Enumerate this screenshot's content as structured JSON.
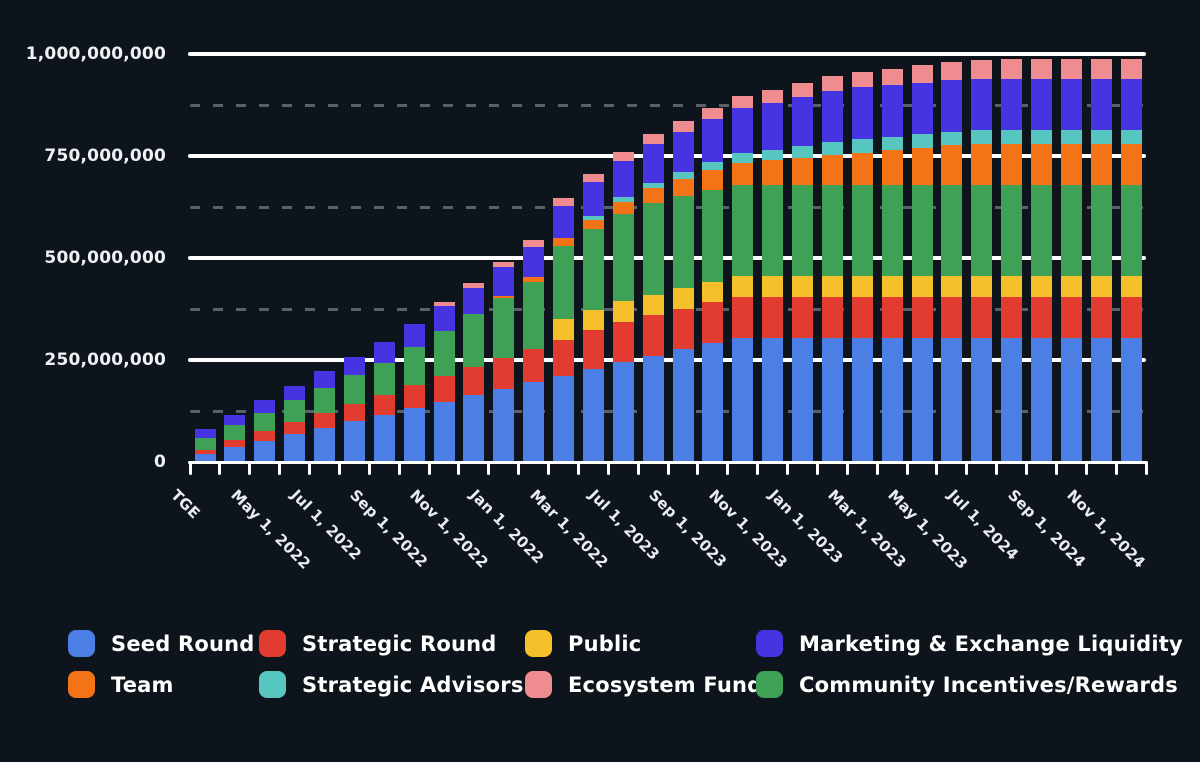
{
  "chart_data": {
    "type": "bar",
    "stacked": true,
    "title": "",
    "unit": "tokens (values in millions)",
    "bar_count": 32,
    "ylim": [
      0,
      1000000000
    ],
    "grid": "horizontal solid lines every 250M, dashed lines every 125M offset",
    "legend_position": "bottom",
    "y_ticks": [
      {
        "label": "0",
        "value_m": 0
      },
      {
        "label": "250,000,000",
        "value_m": 250
      },
      {
        "label": "500,000,000",
        "value_m": 500
      },
      {
        "label": "750,000,000",
        "value_m": 750
      },
      {
        "label": "1,000,000,000",
        "value_m": 1000
      }
    ],
    "y_solid_gridlines_m": [
      250,
      500,
      750,
      1000
    ],
    "y_dashed_gridlines_m": [
      125,
      375,
      625,
      875
    ],
    "x_tick_labels": [
      "TGE",
      "May 1, 2022",
      "Jul 1, 2022",
      "Sep 1, 2022",
      "Nov 1, 2022",
      "Jan 1, 2022",
      "Mar 1, 2022",
      "Jul 1, 2023",
      "Sep 1, 2023",
      "Nov 1, 2023",
      "Jan 1, 2023",
      "Mar 1, 2023",
      "May 1, 2023",
      "Jul 1, 2024",
      "Sep 1, 2024",
      "Nov 1, 2024"
    ],
    "x_label_every_n_bars": 2,
    "series": [
      {
        "name": "Seed Round",
        "color": "#4c7fe6",
        "values_m": [
          20,
          36,
          52,
          68,
          84,
          100,
          116,
          132,
          148,
          164,
          180,
          196,
          212,
          228,
          244,
          260,
          276,
          292,
          305,
          305,
          305,
          305,
          305,
          305,
          305,
          305,
          305,
          305,
          305,
          305,
          305,
          305
        ]
      },
      {
        "name": "Strategic Round",
        "color": "#e23c31",
        "values_m": [
          10,
          17,
          23,
          30,
          36,
          43,
          49,
          56,
          62,
          69,
          75,
          82,
          88,
          95,
          100,
          100,
          100,
          100,
          100,
          100,
          100,
          100,
          100,
          100,
          100,
          100,
          100,
          100,
          100,
          100,
          100,
          100
        ]
      },
      {
        "name": "Public",
        "color": "#f5c02a",
        "values_m": [
          0,
          0,
          0,
          0,
          0,
          0,
          0,
          0,
          0,
          0,
          0,
          0,
          50,
          50,
          50,
          50,
          50,
          50,
          50,
          50,
          50,
          50,
          50,
          50,
          50,
          50,
          50,
          50,
          50,
          50,
          50,
          50
        ]
      },
      {
        "name": "Community Incentives/Rewards",
        "color": "#3fa155",
        "values_m": [
          30,
          38,
          46,
          54,
          62,
          70,
          78,
          95,
          112,
          129,
          146,
          163,
          180,
          197,
          214,
          225,
          225,
          225,
          225,
          225,
          225,
          225,
          225,
          225,
          225,
          225,
          225,
          225,
          225,
          225,
          225,
          225
        ]
      },
      {
        "name": "Team",
        "color": "#f37316",
        "values_m": [
          0,
          0,
          0,
          0,
          0,
          0,
          0,
          0,
          0,
          0,
          6,
          12,
          18,
          24,
          30,
          36,
          42,
          48,
          54,
          60,
          66,
          72,
          78,
          84,
          90,
          96,
          100,
          100,
          100,
          100,
          100,
          100
        ]
      },
      {
        "name": "Strategic Advisors",
        "color": "#57c6c1",
        "values_m": [
          0,
          0,
          0,
          0,
          0,
          0,
          0,
          0,
          0,
          0,
          0,
          0,
          0,
          8,
          11,
          14,
          17,
          20,
          23,
          26,
          29,
          32,
          33,
          33,
          33,
          33,
          33,
          33,
          33,
          33,
          33,
          33
        ]
      },
      {
        "name": "Marketing & Exchange Liquidity",
        "color": "#4633e2",
        "values_m": [
          20,
          25,
          30,
          35,
          40,
          45,
          50,
          55,
          60,
          65,
          70,
          75,
          80,
          85,
          90,
          95,
          100,
          105,
          110,
          115,
          120,
          125,
          127,
          127,
          127,
          127,
          127,
          127,
          127,
          127,
          127,
          127
        ]
      },
      {
        "name": "Ecosystem Fund",
        "color": "#ee8c90",
        "values_m": [
          0,
          0,
          0,
          0,
          0,
          0,
          0,
          0,
          10,
          12,
          14,
          16,
          18,
          20,
          22,
          24,
          26,
          28,
          30,
          32,
          34,
          36,
          38,
          40,
          42,
          44,
          46,
          47,
          47,
          47,
          47,
          47
        ]
      }
    ],
    "legend_rows": [
      [
        "Seed Round",
        "Strategic Round",
        "Public",
        "Marketing & Exchange Liquidity"
      ],
      [
        "Team",
        "Strategic Advisors",
        "Ecosystem Fund",
        "Community Incentives/Rewards"
      ]
    ]
  },
  "colors": {
    "background": "#0d141b",
    "solid_gridline": "#ffffff",
    "dashed_gridline": "#5a6168",
    "axis_text": "#eef1f4",
    "legend_text": "#ffffff"
  }
}
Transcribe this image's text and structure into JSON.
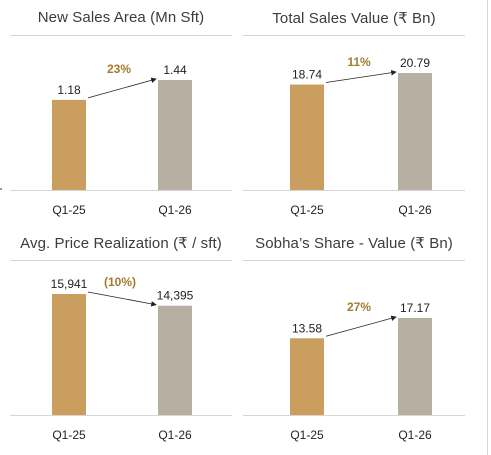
{
  "charts": [
    {
      "type": "bar",
      "title": "New Sales Area (Mn Sft)",
      "categories": [
        "Q1-25",
        "Q1-26"
      ],
      "values": [
        1.18,
        1.44
      ],
      "value_labels": [
        "1.18",
        "1.44"
      ],
      "change_label": "23%",
      "colors": [
        "#C99E5E",
        "#B8AFA3"
      ],
      "change_color": "#A37B2E"
    },
    {
      "type": "bar",
      "title": "Total Sales Value (₹ Bn)",
      "categories": [
        "Q1-25",
        "Q1-26"
      ],
      "values": [
        18.74,
        20.79
      ],
      "value_labels": [
        "18.74",
        "20.79"
      ],
      "change_label": "11%",
      "colors": [
        "#C99E5E",
        "#B8AFA3"
      ],
      "change_color": "#A37B2E"
    },
    {
      "type": "bar",
      "title": "Avg. Price Realization (₹ / sft)",
      "categories": [
        "Q1-25",
        "Q1-26"
      ],
      "values": [
        15941,
        14395
      ],
      "value_labels": [
        "15,941",
        "14,395"
      ],
      "change_label": "(10%)",
      "colors": [
        "#C99E5E",
        "#B8AFA3"
      ],
      "change_color": "#A37B2E"
    },
    {
      "type": "bar",
      "title": "Sobha’s Share - Value (₹ Bn)",
      "categories": [
        "Q1-25",
        "Q1-26"
      ],
      "values": [
        13.58,
        17.17
      ],
      "value_labels": [
        "13.58",
        "17.17"
      ],
      "change_label": "27%",
      "colors": [
        "#C99E5E",
        "#B8AFA3"
      ],
      "change_color": "#A37B2E"
    }
  ],
  "chart_data": [
    {
      "type": "bar",
      "title": "New Sales Area (Mn Sft)",
      "categories": [
        "Q1-25",
        "Q1-26"
      ],
      "values": [
        1.18,
        1.44
      ],
      "annotations": [
        "23%"
      ]
    },
    {
      "type": "bar",
      "title": "Total Sales Value (₹ Bn)",
      "categories": [
        "Q1-25",
        "Q1-26"
      ],
      "values": [
        18.74,
        20.79
      ],
      "annotations": [
        "11%"
      ]
    },
    {
      "type": "bar",
      "title": "Avg. Price Realization (₹ / sft)",
      "categories": [
        "Q1-25",
        "Q1-26"
      ],
      "values": [
        15941,
        14395
      ],
      "annotations": [
        "(10%)"
      ]
    },
    {
      "type": "bar",
      "title": "Sobha’s Share - Value (₹ Bn)",
      "categories": [
        "Q1-25",
        "Q1-26"
      ],
      "values": [
        13.58,
        17.17
      ],
      "annotations": [
        "27%"
      ]
    }
  ]
}
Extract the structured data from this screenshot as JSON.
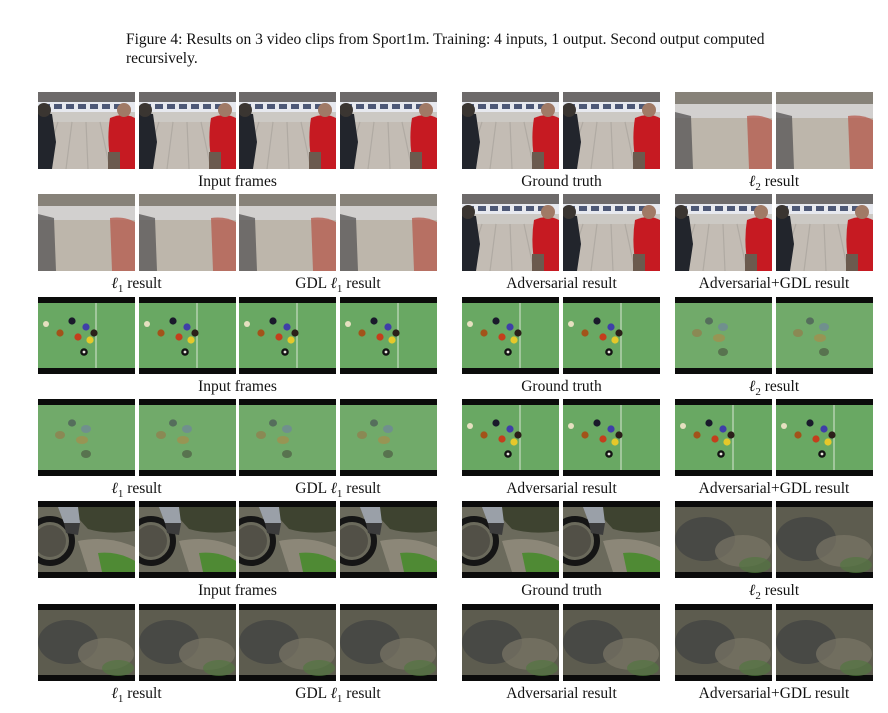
{
  "caption": "Figure 4: Results on 3 video clips from Sport1m. Training: 4 inputs, 1 output. Second output computed recursively.",
  "rows": [
    {
      "scene": "bowling",
      "labels": [
        {
          "text": "Input frames"
        },
        {
          "text": "Ground truth"
        },
        {
          "prefix": "ℓ",
          "sub": "2",
          "text": " result"
        }
      ]
    },
    {
      "scene": "bowling",
      "labels": [
        {
          "prefix": "ℓ",
          "sub": "1",
          "text": " result"
        },
        {
          "text": "GDL ",
          "prefix": "ℓ",
          "sub": "1",
          "suffix": " result"
        },
        {
          "text": "Adversarial result"
        },
        {
          "text": "Adversarial+GDL result"
        }
      ]
    },
    {
      "scene": "billiards",
      "labels": [
        {
          "text": "Input frames"
        },
        {
          "text": "Ground truth"
        },
        {
          "prefix": "ℓ",
          "sub": "2",
          "text": " result"
        }
      ]
    },
    {
      "scene": "billiards",
      "labels": [
        {
          "prefix": "ℓ",
          "sub": "1",
          "text": " result"
        },
        {
          "text": "GDL ",
          "prefix": "ℓ",
          "sub": "1",
          "suffix": " result"
        },
        {
          "text": "Adversarial result"
        },
        {
          "text": "Adversarial+GDL result"
        }
      ]
    },
    {
      "scene": "bike",
      "labels": [
        {
          "text": "Input frames"
        },
        {
          "text": "Ground truth"
        },
        {
          "prefix": "ℓ",
          "sub": "2",
          "text": " result"
        }
      ]
    },
    {
      "scene": "bike",
      "labels": [
        {
          "prefix": "ℓ",
          "sub": "1",
          "text": " result"
        },
        {
          "text": "GDL ",
          "prefix": "ℓ",
          "sub": "1",
          "suffix": " result"
        },
        {
          "text": "Adversarial result"
        },
        {
          "text": "Adversarial+GDL result"
        }
      ]
    }
  ]
}
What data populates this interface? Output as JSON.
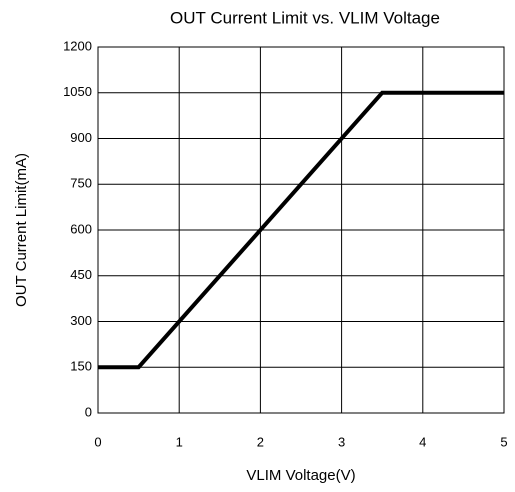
{
  "chart_data": {
    "type": "line",
    "title": "OUT Current Limit vs. VLIM Voltage",
    "x_label": "VLIM Voltage(V)",
    "y_label": "OUT Current Limit(mA)",
    "x": [
      0,
      0.5,
      3.5,
      5
    ],
    "series": [
      {
        "name": "OUT Current Limit",
        "color": "#000000",
        "values": [
          150,
          150,
          1050,
          1050
        ]
      }
    ],
    "xlim": [
      0,
      5
    ],
    "xticks": [
      0,
      1,
      2,
      3,
      4,
      5
    ],
    "ylim": [
      0,
      1200
    ],
    "yticks": [
      0,
      150,
      300,
      450,
      600,
      750,
      900,
      1050,
      1200
    ],
    "grid": true
  }
}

> **Your objective**
Your answer should be only the number of lines that hold the word "screenshot".

> **Response**
2